* [SHORT EXERCISE]
Scan the material below for lines with the word "được" and report how many there are, with nothing added.

* [INPUT FOR THIS TASK]

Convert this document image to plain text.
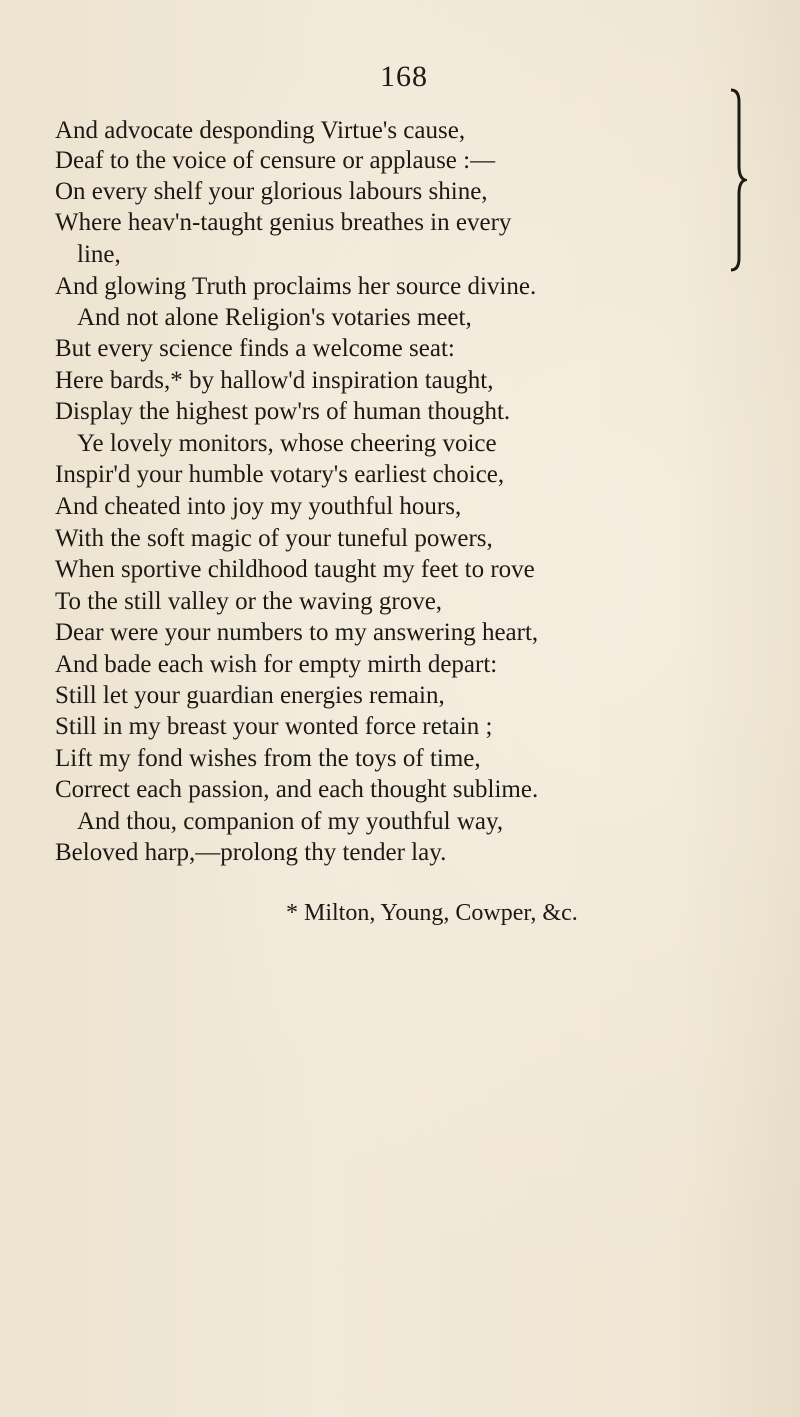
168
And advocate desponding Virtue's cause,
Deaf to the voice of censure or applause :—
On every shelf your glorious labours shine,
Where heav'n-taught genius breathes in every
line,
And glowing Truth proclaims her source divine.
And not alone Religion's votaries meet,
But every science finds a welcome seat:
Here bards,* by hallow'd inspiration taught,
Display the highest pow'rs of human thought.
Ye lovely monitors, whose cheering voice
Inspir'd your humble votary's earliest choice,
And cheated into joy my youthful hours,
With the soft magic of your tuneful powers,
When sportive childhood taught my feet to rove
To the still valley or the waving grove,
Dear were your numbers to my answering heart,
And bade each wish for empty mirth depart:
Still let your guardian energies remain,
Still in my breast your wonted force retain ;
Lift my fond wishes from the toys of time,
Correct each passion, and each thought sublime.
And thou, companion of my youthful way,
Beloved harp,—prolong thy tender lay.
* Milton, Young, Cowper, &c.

...

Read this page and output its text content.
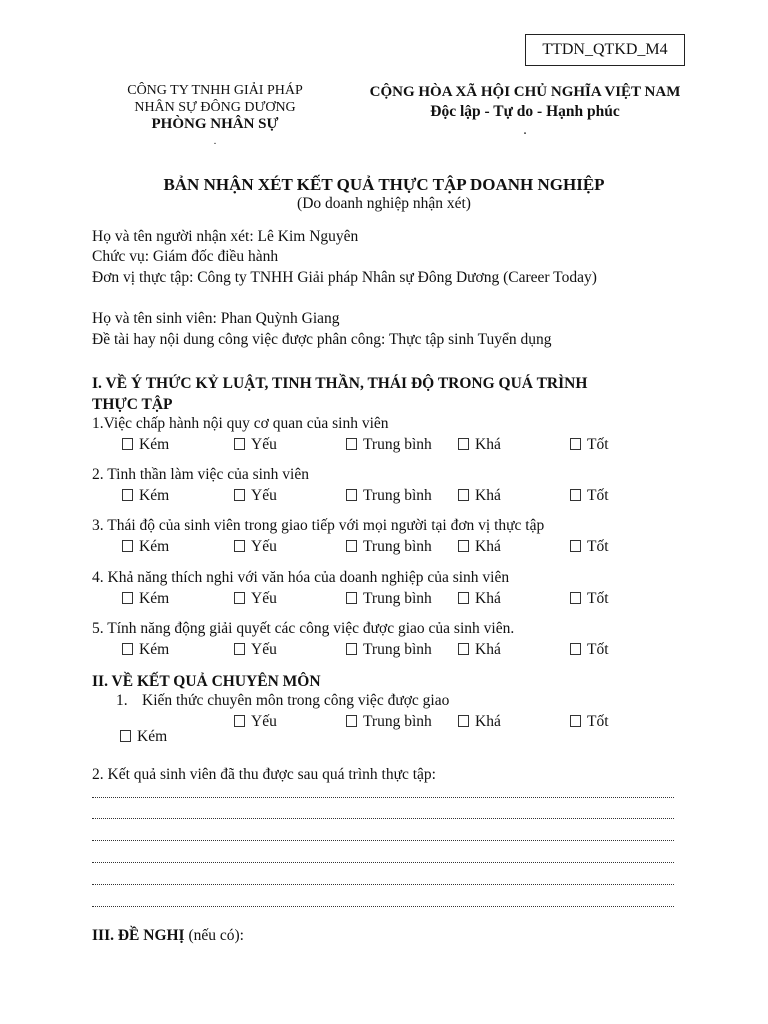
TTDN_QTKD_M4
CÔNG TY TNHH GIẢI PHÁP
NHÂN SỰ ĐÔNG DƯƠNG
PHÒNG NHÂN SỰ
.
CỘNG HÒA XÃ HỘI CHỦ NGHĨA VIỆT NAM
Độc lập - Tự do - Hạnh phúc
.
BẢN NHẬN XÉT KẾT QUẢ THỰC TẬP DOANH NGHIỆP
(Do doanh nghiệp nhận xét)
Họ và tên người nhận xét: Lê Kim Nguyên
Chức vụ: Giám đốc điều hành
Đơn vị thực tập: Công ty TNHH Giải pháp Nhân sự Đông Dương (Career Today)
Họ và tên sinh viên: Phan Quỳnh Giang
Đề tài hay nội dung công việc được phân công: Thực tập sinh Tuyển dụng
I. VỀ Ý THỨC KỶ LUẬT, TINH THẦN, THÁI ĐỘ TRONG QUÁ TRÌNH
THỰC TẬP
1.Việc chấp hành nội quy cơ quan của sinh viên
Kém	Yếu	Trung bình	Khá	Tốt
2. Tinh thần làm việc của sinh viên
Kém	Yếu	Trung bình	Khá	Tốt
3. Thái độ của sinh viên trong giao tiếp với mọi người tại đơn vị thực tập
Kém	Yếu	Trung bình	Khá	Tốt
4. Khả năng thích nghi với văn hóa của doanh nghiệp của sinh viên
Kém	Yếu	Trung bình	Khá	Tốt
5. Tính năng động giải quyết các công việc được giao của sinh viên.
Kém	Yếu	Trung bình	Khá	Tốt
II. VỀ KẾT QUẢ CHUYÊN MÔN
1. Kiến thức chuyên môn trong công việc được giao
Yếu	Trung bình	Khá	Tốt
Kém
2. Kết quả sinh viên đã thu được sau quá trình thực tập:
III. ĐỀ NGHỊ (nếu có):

* [RESPONSE]
4